■ **GOAL**: Locate the word "Kira" in the data below, then copy every line that holds it.

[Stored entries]
----------
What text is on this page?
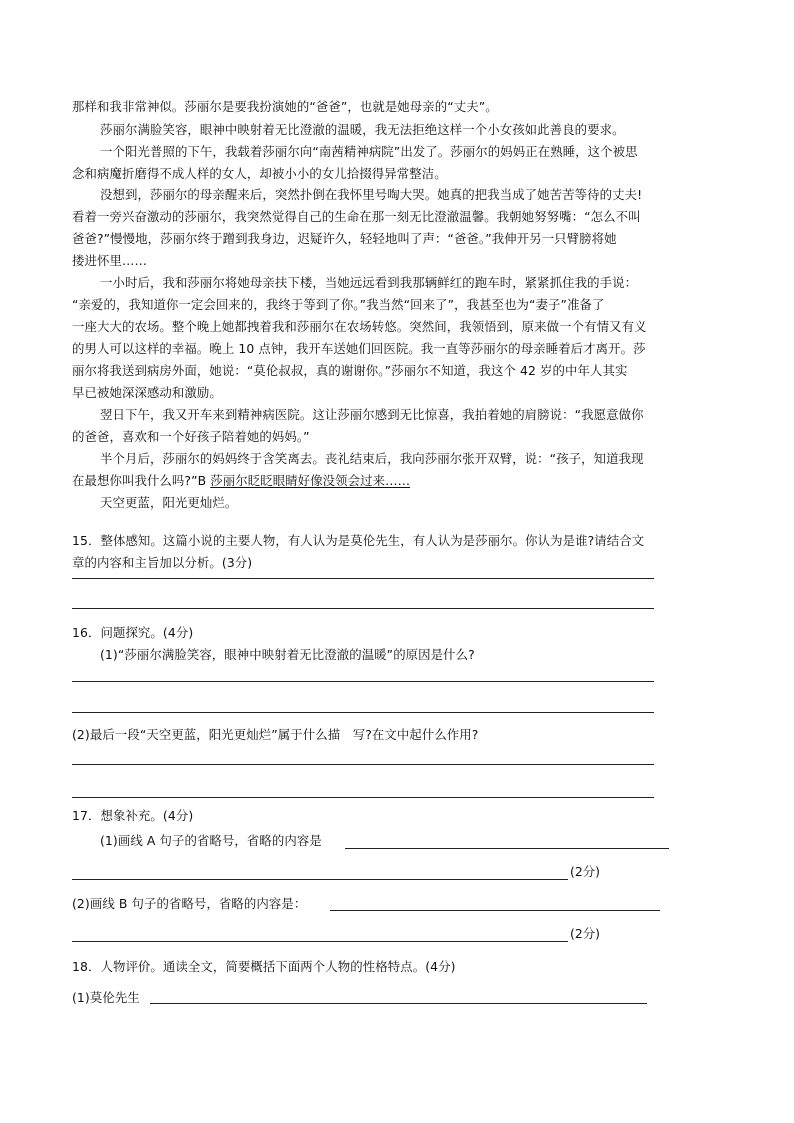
那样和我非常神似。莎丽尔是要我扮演她的“爸爸”，也就是她母亲的“丈夫”。
莎丽尔满脸笑容，眼神中映射着无比澄澈的温暖，我无法拒绝这样一个小女孩如此善良的要求。
一个阳光普照的下午，我载着莎丽尔向“南茜精神病院”出发了。莎丽尔的妈妈正在熟睡，这个被思
念和病魔折磨得不成人样的女人，却被小小的女儿拾掇得异常整洁。
没想到，莎丽尔的母亲醒来后，突然扑倒在我怀里号啕大哭。她真的把我当成了她苦苦等待的丈夫!
看着一旁兴奋激动的莎丽尔，我突然觉得自己的生命在那一刻无比澄澈温馨。我朝她努努嘴：“怎么不叫
爸爸?”慢慢地，莎丽尔终于蹭到我身边，迟疑许久，轻轻地叫了声：“爸爸。”我伸开另一只臂膀将她
搂进怀里……
一小时后，我和莎丽尔将她母亲扶下楼，当她远远看到我那辆鲜红的跑车时，紧紧抓住我的手说：
“亲爱的，我知道你一定会回来的，我终于等到了你。”我当然“回来了”，我甚至也为“妻子”准备了
一座大大的农场。整个晚上她都拽着我和莎丽尔在农场转悠。突然间，我领悟到，原来做一个有情又有义
的男人可以这样的幸福。晚上 10 点钟，我开车送她们回医院。我一直等莎丽尔的母亲睡着后才离开。莎
丽尔将我送到病房外面，她说：“莫伦叔叔，真的谢谢你。”莎丽尔不知道，我这个 42 岁的中年人其实
早已被她深深感动和激励。
翌日下午，我又开车来到精神病医院。这让莎丽尔感到无比惊喜，我拍着她的肩膀说：“我愿意做你
的爸爸，喜欢和一个好孩子陪着她的妈妈。”
半个月后，莎丽尔的妈妈终于含笑离去。丧礼结束后，我向莎丽尔张开双臂，说：“孩子，知道我现
在最想你叫我什么吗?”B 莎丽尔眨眨眼睛好像没领会过来……
天空更蓝，阳光更灿烂。
15．整体感知。这篇小说的主要人物，有人认为是莫伦先生，有人认为是莎丽尔。你认为是谁?请结合文
章的内容和主旨加以分析。(3分)
16．问题探究。(4分)
(1)“莎丽尔满脸笑容，眼神中映射着无比澄澈的温暖”的原因是什么?
(2)最后一段“天空更蓝，阳光更灿烂”属于什么描　写?在文中起什么作用?
17．想象补充。(4分)
(1)画线 A 句子的省略号，省略的内容是
(2分)
(2)画线 B 句子的省略号，省略的内容是：
(2分)
18．人物评价。通读全文，简要概括下面两个人物的性格特点。(4分)
(1)莫伦先生
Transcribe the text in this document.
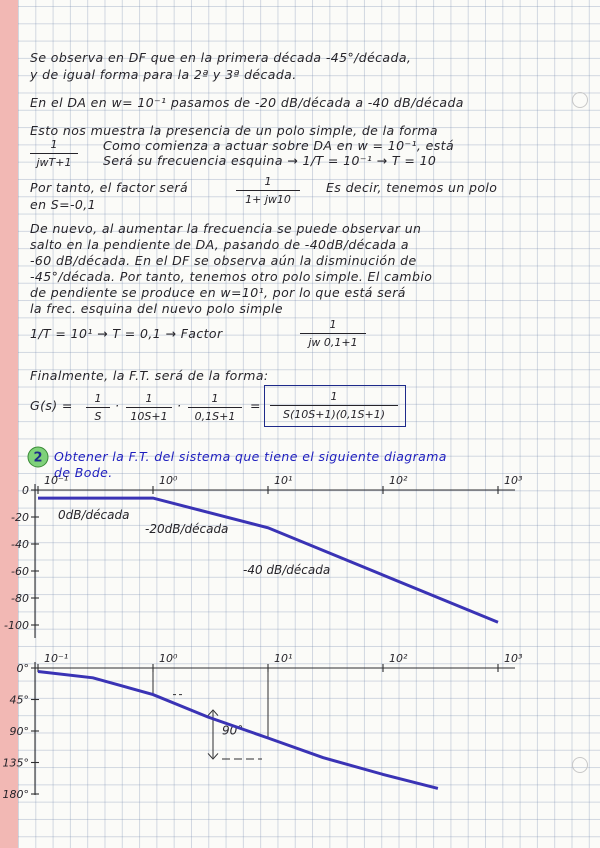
Se observa en DF que en la primera década -45°/década,
y de igual forma para la 2ª y 3ª década.
En el DA en w= 10⁻¹ pasamos de -20 dB/década a -40 dB/década
Esto nos muestra la presencia de un polo simple, de la forma
1
jwT+1
Como comienza a actuar sobre DA en w = 10⁻¹, está
Será su frecuencia esquina → 1/T = 10⁻¹ → T = 10
Por tanto, el factor será	1
1+ jw10
Es decir, tenemos un polo
en S=-0,1
De nuevo, al aumentar la frecuencia se puede observar un
salto en la pendiente de DA, pasando de -40dB/década a
-60 dB/década. En el DF se observa aún la disminución de
-45°/década. Por tanto, tenemos otro polo simple. El cambio
de pendiente se produce en w=10¹, por lo que está será
la frec. esquina del nuevo polo simple
1/T = 10¹ → T = 0,1 → Factor
1
jw 0,1+1
Finalmente, la F.T. será de la forma:
G(s) = 1
S
· 1
10S+1
·	1
0,1S+1
=
1
S(10S+1)(0,1S+1)
2 Obtener la F.T. del sistema que tiene el siguiente diagrama
de Bode.
10⁻¹	10⁰	10¹	10²	10³
0
-20
-40
-60
-80
-100
0dB/década
-20dB/década
-40 dB/década
10⁻¹	10⁰	10¹	10²	10³
0°
45°
90°
135°
180°
90°
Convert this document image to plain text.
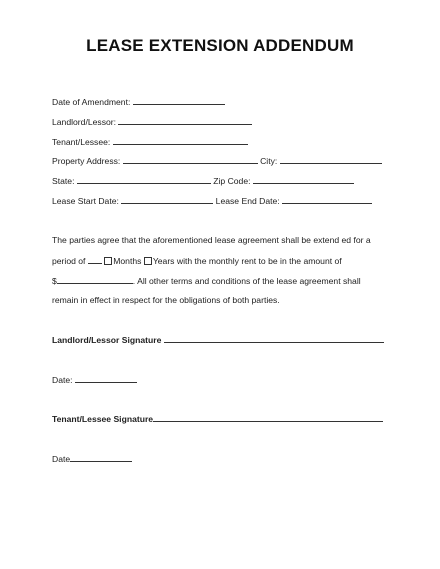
LEASE EXTENSION ADDENDUM
Date of Amendment:
Landlord/Lessor:
Tenant/Lessee:
Property Address:	City:
State:	Zip Code:
Lease Start Date:	Lease End Date:
The parties agree that the aforementioned lease agreement shall be extend ed for a
period of	Months Years with the monthly rent to be in the amount of
$	. All other terms and conditions of the lease agreement shall
remain in effect in respect for the obligations of both parties.
Landlord/Lessor Signature
Date:
Tenant/Lessee Signature
Date
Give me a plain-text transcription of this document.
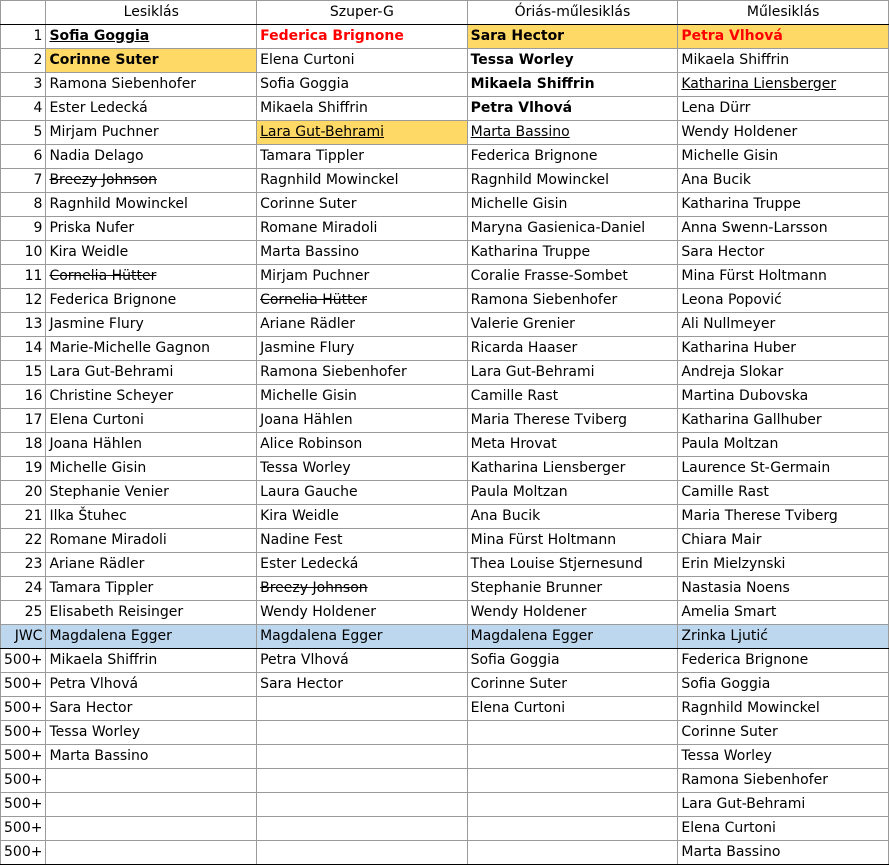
	Lesiklás	Szuper-G	Óriás-műlesiklás	Műlesiklás
1	Sofia Goggia	Federica Brignone	Sara Hector	Petra Vlhová
2	Corinne Suter	Elena Curtoni	Tessa Worley	Mikaela Shiffrin
3	Ramona Siebenhofer	Sofia Goggia	Mikaela Shiffrin	Katharina Liensberger
4	Ester Ledecká	Mikaela Shiffrin	Petra Vlhová	Lena Dürr
5	Mirjam Puchner	Lara Gut-Behrami	Marta Bassino	Wendy Holdener
6	Nadia Delago	Tamara Tippler	Federica Brignone	Michelle Gisin
7	Breezy Johnson	Ragnhild Mowinckel	Ragnhild Mowinckel	Ana Bucik
8	Ragnhild Mowinckel	Corinne Suter	Michelle Gisin	Katharina Truppe
9	Priska Nufer	Romane Miradoli	Maryna Gasienica-Daniel	Anna Swenn-Larsson
10	Kira Weidle	Marta Bassino	Katharina Truppe	Sara Hector
11	Cornelia Hütter	Mirjam Puchner	Coralie Frasse-Sombet	Mina Fürst Holtmann
12	Federica Brignone	Cornelia Hütter	Ramona Siebenhofer	Leona Popović
13	Jasmine Flury	Ariane Rädler	Valerie Grenier	Ali Nullmeyer
14	Marie-Michelle Gagnon	Jasmine Flury	Ricarda Haaser	Katharina Huber
15	Lara Gut-Behrami	Ramona Siebenhofer	Lara Gut-Behrami	Andreja Slokar
16	Christine Scheyer	Michelle Gisin	Camille Rast	Martina Dubovska
17	Elena Curtoni	Joana Hählen	Maria Therese Tviberg	Katharina Gallhuber
18	Joana Hählen	Alice Robinson	Meta Hrovat	Paula Moltzan
19	Michelle Gisin	Tessa Worley	Katharina Liensberger	Laurence St-Germain
20	Stephanie Venier	Laura Gauche	Paula Moltzan	Camille Rast
21	Ilka Štuhec	Kira Weidle	Ana Bucik	Maria Therese Tviberg
22	Romane Miradoli	Nadine Fest	Mina Fürst Holtmann	Chiara Mair
23	Ariane Rädler	Ester Ledecká	Thea Louise Stjernesund	Erin Mielzynski
24	Tamara Tippler	Breezy Johnson	Stephanie Brunner	Nastasia Noens
25	Elisabeth Reisinger	Wendy Holdener	Wendy Holdener	Amelia Smart
JWC	Magdalena Egger	Magdalena Egger	Magdalena Egger	Zrinka Ljutić
500+	Mikaela Shiffrin	Petra Vlhová	Sofia Goggia	Federica Brignone
500+	Petra Vlhová	Sara Hector	Corinne Suter	Sofia Goggia
500+	Sara Hector		Elena Curtoni	Ragnhild Mowinckel
500+	Tessa Worley			Corinne Suter
500+	Marta Bassino			Tessa Worley
500+				Ramona Siebenhofer
500+				Lara Gut-Behrami
500+				Elena Curtoni
500+				Marta Bassino
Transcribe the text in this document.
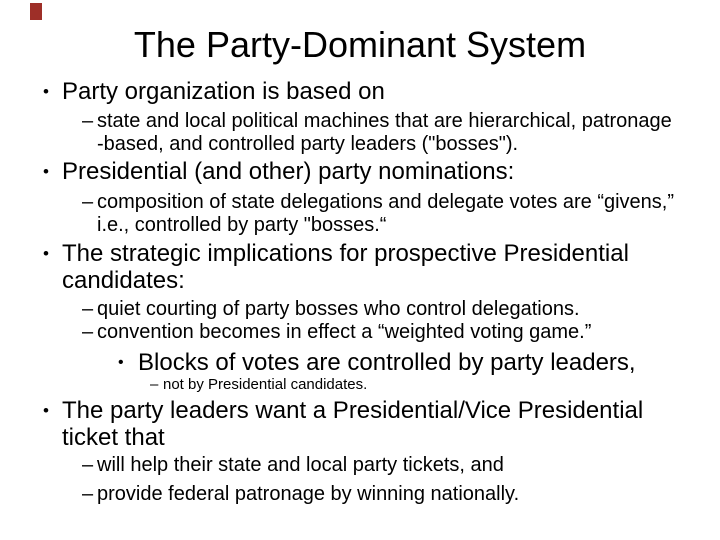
The Party-Dominant System
• Party organization is based on
– state and local political machines that are hierarchical, patronage
-based, and controlled party leaders ("bosses").
• Presidential (and other) party nominations:
– composition of state delegations and delegate votes are “givens,”
i.e., controlled by party "bosses.“
• The strategic implications for prospective Presidential
candidates:
– quiet courting of party bosses who control delegations.
– convention becomes in effect a “weighted voting game.”
• Blocks of votes are controlled by party leaders,
– not by Presidential candidates.
• The party leaders want a Presidential/Vice Presidential
ticket that
– will help their state and local party tickets, and
– provide federal patronage by winning nationally.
----------
■ **EXPECTED ANSWER**:
10	Kira Weidle	Marta Bassino	Katharina Truppe	Sara Hector
21	Ilka Štuhec	Kira Weidle	Ana Bucik	Maria Therese Tviberg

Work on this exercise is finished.